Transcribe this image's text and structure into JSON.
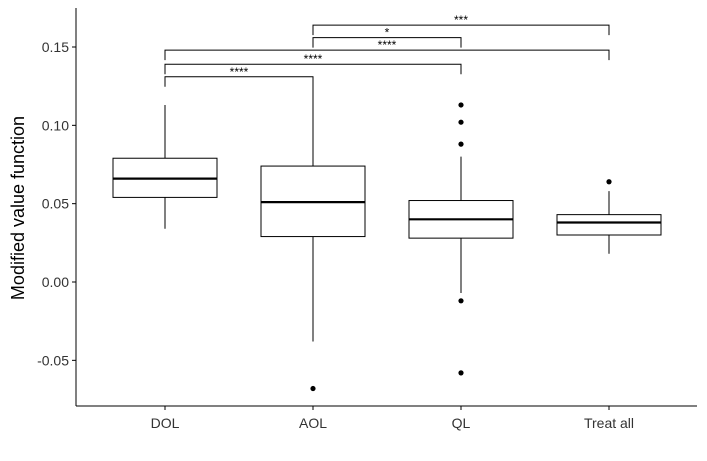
{
  "chart_data": {
    "type": "boxplot",
    "title": "",
    "xlabel": "",
    "ylabel": "Modified value function",
    "ylim": [
      -0.08,
      0.175
    ],
    "yticks": [
      -0.05,
      0.0,
      0.05,
      0.1,
      0.15
    ],
    "ytick_labels": [
      "-0.05",
      "0.00",
      "0.05",
      "0.10",
      "0.15"
    ],
    "grid": false,
    "categories": [
      "DOL",
      "AOL",
      "QL",
      "Treat all"
    ],
    "boxes": [
      {
        "category": "DOL",
        "whisker_low": 0.034,
        "q1": 0.054,
        "median": 0.066,
        "q3": 0.079,
        "whisker_high": 0.113,
        "outliers": []
      },
      {
        "category": "AOL",
        "whisker_low": -0.038,
        "q1": 0.029,
        "median": 0.051,
        "q3": 0.074,
        "whisker_high": 0.13,
        "outliers": [
          -0.068
        ]
      },
      {
        "category": "QL",
        "whisker_low": -0.007,
        "q1": 0.028,
        "median": 0.04,
        "q3": 0.052,
        "whisker_high": 0.08,
        "outliers": [
          0.113,
          0.102,
          0.088,
          -0.012,
          -0.058
        ]
      },
      {
        "category": "Treat all",
        "whisker_low": 0.018,
        "q1": 0.03,
        "median": 0.038,
        "q3": 0.043,
        "whisker_high": 0.058,
        "outliers": [
          0.064
        ]
      }
    ],
    "comparisons": [
      {
        "from": "AOL",
        "to": "Treat all",
        "label": "***",
        "y": 0.164
      },
      {
        "from": "AOL",
        "to": "QL",
        "label": "*",
        "y": 0.156
      },
      {
        "from": "DOL",
        "to": "Treat all",
        "label": "****",
        "y": 0.148
      },
      {
        "from": "DOL",
        "to": "QL",
        "label": "****",
        "y": 0.139
      },
      {
        "from": "DOL",
        "to": "AOL",
        "label": "****",
        "y": 0.131
      }
    ],
    "colors": {
      "box_fill": "#ffffff",
      "line": "#000000",
      "tick_text": "#333333"
    }
  }
}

###

- [SET TASK]
Restate every record exactly, please; do not copy the pictures.

- [FINAL RESULT]
Transcribe this image's text and structure into JSON.
{
  "chart_data": {
    "type": "boxplot",
    "title": "",
    "xlabel": "",
    "ylabel": "Modified value function",
    "ylim": [
      -0.08,
      0.175
    ],
    "yticks": [
      -0.05,
      0.0,
      0.05,
      0.1,
      0.15
    ],
    "ytick_labels": [
      "-0.05",
      "0.00",
      "0.05",
      "0.10",
      "0.15"
    ],
    "grid": false,
    "categories": [
      "DOL",
      "AOL",
      "QL",
      "Treat all"
    ],
    "boxes": [
      {
        "category": "DOL",
        "whisker_low": 0.034,
        "q1": 0.054,
        "median": 0.066,
        "q3": 0.079,
        "whisker_high": 0.113,
        "outliers": []
      },
      {
        "category": "AOL",
        "whisker_low": -0.038,
        "q1": 0.029,
        "median": 0.051,
        "q3": 0.074,
        "whisker_high": 0.13,
        "outliers": [
          -0.068
        ]
      },
      {
        "category": "QL",
        "whisker_low": -0.007,
        "q1": 0.028,
        "median": 0.04,
        "q3": 0.052,
        "whisker_high": 0.08,
        "outliers": [
          0.113,
          0.102,
          0.088,
          -0.012,
          -0.058
        ]
      },
      {
        "category": "Treat all",
        "whisker_low": 0.018,
        "q1": 0.03,
        "median": 0.038,
        "q3": 0.043,
        "whisker_high": 0.058,
        "outliers": [
          0.064
        ]
      }
    ],
    "comparisons": [
      {
        "from": "AOL",
        "to": "Treat all",
        "label": "***",
        "y": 0.164
      },
      {
        "from": "AOL",
        "to": "QL",
        "label": "*",
        "y": 0.156
      },
      {
        "from": "DOL",
        "to": "Treat all",
        "label": "****",
        "y": 0.148
      },
      {
        "from": "DOL",
        "to": "QL",
        "label": "****",
        "y": 0.139
      },
      {
        "from": "DOL",
        "to": "AOL",
        "label": "****",
        "y": 0.131
      }
    ],
    "colors": {
      "box_fill": "#ffffff",
      "line": "#000000",
      "tick_text": "#333333"
    }
  }
}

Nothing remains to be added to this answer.